═══ Input material ═══

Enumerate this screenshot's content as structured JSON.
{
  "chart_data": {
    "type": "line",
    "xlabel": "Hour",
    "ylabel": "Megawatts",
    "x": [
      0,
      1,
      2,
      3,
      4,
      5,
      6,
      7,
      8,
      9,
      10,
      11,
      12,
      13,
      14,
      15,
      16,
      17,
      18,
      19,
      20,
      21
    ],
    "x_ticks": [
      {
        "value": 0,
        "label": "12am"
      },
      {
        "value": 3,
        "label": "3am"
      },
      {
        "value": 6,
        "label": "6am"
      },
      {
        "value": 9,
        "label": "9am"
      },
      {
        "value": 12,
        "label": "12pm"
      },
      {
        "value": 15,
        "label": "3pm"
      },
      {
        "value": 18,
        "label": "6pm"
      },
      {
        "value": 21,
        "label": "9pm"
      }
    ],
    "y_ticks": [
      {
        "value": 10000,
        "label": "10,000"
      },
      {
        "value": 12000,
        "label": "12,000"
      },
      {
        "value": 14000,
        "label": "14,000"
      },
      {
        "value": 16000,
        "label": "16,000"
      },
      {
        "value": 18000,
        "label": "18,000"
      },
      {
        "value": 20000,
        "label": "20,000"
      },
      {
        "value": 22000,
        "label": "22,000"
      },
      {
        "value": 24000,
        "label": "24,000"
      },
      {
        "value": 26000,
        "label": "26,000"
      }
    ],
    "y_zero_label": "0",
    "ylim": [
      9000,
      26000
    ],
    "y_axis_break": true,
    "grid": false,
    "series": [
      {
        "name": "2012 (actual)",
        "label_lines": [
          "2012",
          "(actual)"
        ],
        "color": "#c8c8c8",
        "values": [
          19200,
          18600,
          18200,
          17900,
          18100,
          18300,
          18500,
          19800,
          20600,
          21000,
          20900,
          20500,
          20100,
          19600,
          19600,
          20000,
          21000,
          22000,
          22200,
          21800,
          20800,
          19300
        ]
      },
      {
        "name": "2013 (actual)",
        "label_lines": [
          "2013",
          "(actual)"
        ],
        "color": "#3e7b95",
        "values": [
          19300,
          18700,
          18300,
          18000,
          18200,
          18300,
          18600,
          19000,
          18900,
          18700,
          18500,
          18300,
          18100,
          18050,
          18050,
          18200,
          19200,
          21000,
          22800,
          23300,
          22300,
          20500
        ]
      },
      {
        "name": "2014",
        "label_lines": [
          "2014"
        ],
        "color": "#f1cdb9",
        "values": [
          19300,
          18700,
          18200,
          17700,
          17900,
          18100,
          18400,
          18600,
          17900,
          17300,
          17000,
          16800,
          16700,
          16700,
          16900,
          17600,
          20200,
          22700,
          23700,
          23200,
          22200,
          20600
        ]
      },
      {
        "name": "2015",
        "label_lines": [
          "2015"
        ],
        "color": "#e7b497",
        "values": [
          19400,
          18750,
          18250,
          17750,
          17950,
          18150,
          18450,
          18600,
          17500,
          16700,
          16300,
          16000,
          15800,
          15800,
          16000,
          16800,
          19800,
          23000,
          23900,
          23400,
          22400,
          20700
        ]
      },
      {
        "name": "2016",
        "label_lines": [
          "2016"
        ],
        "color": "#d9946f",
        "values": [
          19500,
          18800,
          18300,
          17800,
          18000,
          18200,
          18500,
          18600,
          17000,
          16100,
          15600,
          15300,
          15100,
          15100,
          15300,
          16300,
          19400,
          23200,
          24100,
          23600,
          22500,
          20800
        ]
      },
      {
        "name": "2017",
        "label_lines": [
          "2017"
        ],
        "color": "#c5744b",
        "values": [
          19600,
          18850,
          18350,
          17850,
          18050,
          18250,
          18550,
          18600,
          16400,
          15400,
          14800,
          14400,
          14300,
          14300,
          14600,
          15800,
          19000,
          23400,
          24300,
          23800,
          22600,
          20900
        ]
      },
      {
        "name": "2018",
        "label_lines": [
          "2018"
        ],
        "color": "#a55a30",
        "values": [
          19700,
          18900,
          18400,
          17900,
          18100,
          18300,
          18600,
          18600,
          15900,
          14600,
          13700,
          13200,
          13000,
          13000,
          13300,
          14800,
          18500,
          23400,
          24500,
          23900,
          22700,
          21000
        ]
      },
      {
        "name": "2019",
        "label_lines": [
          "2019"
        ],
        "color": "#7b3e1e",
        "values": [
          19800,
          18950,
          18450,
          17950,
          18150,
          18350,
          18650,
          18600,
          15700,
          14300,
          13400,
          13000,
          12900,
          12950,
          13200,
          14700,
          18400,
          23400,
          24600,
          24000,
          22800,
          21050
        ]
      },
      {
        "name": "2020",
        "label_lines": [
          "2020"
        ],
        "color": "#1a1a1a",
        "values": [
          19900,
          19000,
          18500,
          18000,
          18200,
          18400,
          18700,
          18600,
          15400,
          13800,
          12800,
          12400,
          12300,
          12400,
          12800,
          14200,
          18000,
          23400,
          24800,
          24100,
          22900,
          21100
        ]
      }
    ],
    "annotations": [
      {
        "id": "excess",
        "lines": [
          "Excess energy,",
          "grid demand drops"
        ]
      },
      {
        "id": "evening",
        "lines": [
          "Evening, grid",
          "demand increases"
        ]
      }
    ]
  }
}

═══

▶ _What you are asked to do_:
Find all lines with "actual" in them and copy each one.

▶ _Response to the exercise_:
        "name": "2012 (actual)",
          "(actual)"
        "name": "2013 (actual)",
          "(actual)"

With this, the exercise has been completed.